# START OF Provided data
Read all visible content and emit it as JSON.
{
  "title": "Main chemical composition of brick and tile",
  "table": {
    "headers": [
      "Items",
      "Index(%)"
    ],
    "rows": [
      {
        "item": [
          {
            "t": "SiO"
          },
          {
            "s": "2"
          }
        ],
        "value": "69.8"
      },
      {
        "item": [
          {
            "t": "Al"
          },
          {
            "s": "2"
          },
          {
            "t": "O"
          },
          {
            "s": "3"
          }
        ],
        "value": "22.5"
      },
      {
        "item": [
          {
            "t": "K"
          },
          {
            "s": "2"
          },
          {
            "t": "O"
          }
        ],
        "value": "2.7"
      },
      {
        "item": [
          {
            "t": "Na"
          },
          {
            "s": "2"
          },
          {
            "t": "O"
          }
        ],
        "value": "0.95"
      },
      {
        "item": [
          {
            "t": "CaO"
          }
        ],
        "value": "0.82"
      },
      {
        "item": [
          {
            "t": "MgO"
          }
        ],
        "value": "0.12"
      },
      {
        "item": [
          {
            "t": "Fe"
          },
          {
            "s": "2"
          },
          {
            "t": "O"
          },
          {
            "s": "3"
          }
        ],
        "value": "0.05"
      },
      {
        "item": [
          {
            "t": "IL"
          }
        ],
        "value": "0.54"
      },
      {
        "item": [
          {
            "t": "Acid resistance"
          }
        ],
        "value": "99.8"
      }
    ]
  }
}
# END OF Provided data
§ The exercise:
Exactly reproduce every line of the data above.

§ Response to the task:
Read all visible content and emit it as JSON.
{
  "title": "Main chemical composition of brick and tile",
  "table": {
    "headers": [
      "Items",
      "Index(%)"
    ],
    "rows": [
      {
        "item": [
          {
            "t": "SiO"
          },
          {
            "s": "2"
          }
        ],
        "value": "69.8"
      },
      {
        "item": [
          {
            "t": "Al"
          },
          {
            "s": "2"
          },
          {
            "t": "O"
          },
          {
            "s": "3"
          }
        ],
        "value": "22.5"
      },
      {
        "item": [
          {
            "t": "K"
          },
          {
            "s": "2"
          },
          {
            "t": "O"
          }
        ],
        "value": "2.7"
      },
      {
        "item": [
          {
            "t": "Na"
          },
          {
            "s": "2"
          },
          {
            "t": "O"
          }
        ],
        "value": "0.95"
      },
      {
        "item": [
          {
            "t": "CaO"
          }
        ],
        "value": "0.82"
      },
      {
        "item": [
          {
            "t": "MgO"
          }
        ],
        "value": "0.12"
      },
      {
        "item": [
          {
            "t": "Fe"
          },
          {
            "s": "2"
          },
          {
            "t": "O"
          },
          {
            "s": "3"
          }
        ],
        "value": "0.05"
      },
      {
        "item": [
          {
            "t": "IL"
          }
        ],
        "value": "0.54"
      },
      {
        "item": [
          {
            "t": "Acid resistance"
          }
        ],
        "value": "99.8"
      }
    ]
  }
}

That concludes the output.